* WHAT THE TASK ASKS
Each line should be copied exactly.

Stored records

[Start]

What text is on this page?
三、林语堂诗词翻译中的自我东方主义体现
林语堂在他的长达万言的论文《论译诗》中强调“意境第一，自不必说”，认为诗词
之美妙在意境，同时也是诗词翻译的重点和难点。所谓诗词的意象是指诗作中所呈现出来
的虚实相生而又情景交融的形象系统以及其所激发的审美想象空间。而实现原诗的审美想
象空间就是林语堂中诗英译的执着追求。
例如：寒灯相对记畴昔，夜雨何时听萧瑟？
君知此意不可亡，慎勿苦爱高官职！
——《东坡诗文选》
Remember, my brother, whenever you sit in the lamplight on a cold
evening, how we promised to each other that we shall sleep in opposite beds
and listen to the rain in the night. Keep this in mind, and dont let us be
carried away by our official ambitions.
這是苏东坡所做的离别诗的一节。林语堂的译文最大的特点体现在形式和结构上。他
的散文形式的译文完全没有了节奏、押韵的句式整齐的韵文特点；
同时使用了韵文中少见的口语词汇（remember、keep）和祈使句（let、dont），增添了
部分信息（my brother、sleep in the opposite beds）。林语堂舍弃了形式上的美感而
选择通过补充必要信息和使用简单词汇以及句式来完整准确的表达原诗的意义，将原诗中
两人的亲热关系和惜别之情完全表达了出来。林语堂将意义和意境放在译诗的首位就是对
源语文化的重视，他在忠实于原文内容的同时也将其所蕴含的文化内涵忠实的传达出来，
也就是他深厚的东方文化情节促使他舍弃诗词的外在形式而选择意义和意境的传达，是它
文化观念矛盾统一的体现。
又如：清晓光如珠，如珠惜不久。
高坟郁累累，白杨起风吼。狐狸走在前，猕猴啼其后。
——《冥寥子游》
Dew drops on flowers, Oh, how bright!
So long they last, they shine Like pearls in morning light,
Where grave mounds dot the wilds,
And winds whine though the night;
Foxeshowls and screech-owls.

[End]

* TASK OUTPUT
What text is on this page?
三、林语堂诗词翻译中的自我东方主义体现
林语堂在他的长达万言的论文《论译诗》中强调“意境第一，自不必说”，认为诗词
之美妙在意境，同时也是诗词翻译的重点和难点。所谓诗词的意象是指诗作中所呈现出来
的虚实相生而又情景交融的形象系统以及其所激发的审美想象空间。而实现原诗的审美想
象空间就是林语堂中诗英译的执着追求。
例如：寒灯相对记畴昔，夜雨何时听萧瑟？
君知此意不可亡，慎勿苦爱高官职！
——《东坡诗文选》
Remember, my brother, whenever you sit in the lamplight on a cold
evening, how we promised to each other that we shall sleep in opposite beds
and listen to the rain in the night. Keep this in mind, and dont let us be
carried away by our official ambitions.
這是苏东坡所做的离别诗的一节。林语堂的译文最大的特点体现在形式和结构上。他
的散文形式的译文完全没有了节奏、押韵的句式整齐的韵文特点；
同时使用了韵文中少见的口语词汇（remember、keep）和祈使句（let、dont），增添了
部分信息（my brother、sleep in the opposite beds）。林语堂舍弃了形式上的美感而
选择通过补充必要信息和使用简单词汇以及句式来完整准确的表达原诗的意义，将原诗中
两人的亲热关系和惜别之情完全表达了出来。林语堂将意义和意境放在译诗的首位就是对
源语文化的重视，他在忠实于原文内容的同时也将其所蕴含的文化内涵忠实的传达出来，
也就是他深厚的东方文化情节促使他舍弃诗词的外在形式而选择意义和意境的传达，是它
文化观念矛盾统一的体现。
又如：清晓光如珠，如珠惜不久。
高坟郁累累，白杨起风吼。狐狸走在前，猕猴啼其后。
——《冥寥子游》
Dew drops on flowers, Oh, how bright!
So long they last, they shine Like pearls in morning light,
Where grave mounds dot the wilds,
And winds whine though the night;
Foxeshowls and screech-owls.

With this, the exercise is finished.